STORED DATA:
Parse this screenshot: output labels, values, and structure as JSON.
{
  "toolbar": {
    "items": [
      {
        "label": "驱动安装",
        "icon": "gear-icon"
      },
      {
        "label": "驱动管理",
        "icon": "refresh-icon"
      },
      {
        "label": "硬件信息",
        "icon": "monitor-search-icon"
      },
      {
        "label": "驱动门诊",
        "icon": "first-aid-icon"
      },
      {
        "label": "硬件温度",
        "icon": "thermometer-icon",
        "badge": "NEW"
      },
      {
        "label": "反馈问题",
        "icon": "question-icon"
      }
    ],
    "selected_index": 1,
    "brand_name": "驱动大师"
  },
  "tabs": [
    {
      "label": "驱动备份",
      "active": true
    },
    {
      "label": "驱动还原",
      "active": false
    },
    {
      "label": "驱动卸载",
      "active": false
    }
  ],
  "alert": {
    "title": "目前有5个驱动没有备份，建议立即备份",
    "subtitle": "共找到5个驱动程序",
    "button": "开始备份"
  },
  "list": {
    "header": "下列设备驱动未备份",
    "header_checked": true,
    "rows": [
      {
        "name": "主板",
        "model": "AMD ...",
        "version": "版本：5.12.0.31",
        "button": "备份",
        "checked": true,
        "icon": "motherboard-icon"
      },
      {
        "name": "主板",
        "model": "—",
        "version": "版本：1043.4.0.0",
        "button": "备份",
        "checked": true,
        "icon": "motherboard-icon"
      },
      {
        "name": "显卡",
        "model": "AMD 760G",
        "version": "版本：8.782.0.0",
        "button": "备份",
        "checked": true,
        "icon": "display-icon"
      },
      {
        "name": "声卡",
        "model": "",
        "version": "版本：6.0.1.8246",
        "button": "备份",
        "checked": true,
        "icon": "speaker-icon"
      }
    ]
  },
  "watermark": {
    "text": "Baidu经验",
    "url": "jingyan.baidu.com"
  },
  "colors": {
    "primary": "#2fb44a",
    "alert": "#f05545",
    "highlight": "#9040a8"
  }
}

PROMPT:
Repeat all of the entries exactly.

SOLUTION FOR THIS PROBLEM:
Parse this screenshot: output labels, values, and structure as JSON.
{
  "toolbar": {
    "items": [
      {
        "label": "驱动安装",
        "icon": "gear-icon"
      },
      {
        "label": "驱动管理",
        "icon": "refresh-icon"
      },
      {
        "label": "硬件信息",
        "icon": "monitor-search-icon"
      },
      {
        "label": "驱动门诊",
        "icon": "first-aid-icon"
      },
      {
        "label": "硬件温度",
        "icon": "thermometer-icon",
        "badge": "NEW"
      },
      {
        "label": "反馈问题",
        "icon": "question-icon"
      }
    ],
    "selected_index": 1,
    "brand_name": "驱动大师"
  },
  "tabs": [
    {
      "label": "驱动备份",
      "active": true
    },
    {
      "label": "驱动还原",
      "active": false
    },
    {
      "label": "驱动卸载",
      "active": false
    }
  ],
  "alert": {
    "title": "目前有5个驱动没有备份，建议立即备份",
    "subtitle": "共找到5个驱动程序",
    "button": "开始备份"
  },
  "list": {
    "header": "下列设备驱动未备份",
    "header_checked": true,
    "rows": [
      {
        "name": "主板",
        "model": "AMD ...",
        "version": "版本：5.12.0.31",
        "button": "备份",
        "checked": true,
        "icon": "motherboard-icon"
      },
      {
        "name": "主板",
        "model": "—",
        "version": "版本：1043.4.0.0",
        "button": "备份",
        "checked": true,
        "icon": "motherboard-icon"
      },
      {
        "name": "显卡",
        "model": "AMD 760G",
        "version": "版本：8.782.0.0",
        "button": "备份",
        "checked": true,
        "icon": "display-icon"
      },
      {
        "name": "声卡",
        "model": "",
        "version": "版本：6.0.1.8246",
        "button": "备份",
        "checked": true,
        "icon": "speaker-icon"
      }
    ]
  },
  "watermark": {
    "text": "Baidu经验",
    "url": "jingyan.baidu.com"
  },
  "colors": {
    "primary": "#2fb44a",
    "alert": "#f05545",
    "highlight": "#9040a8"
  }
}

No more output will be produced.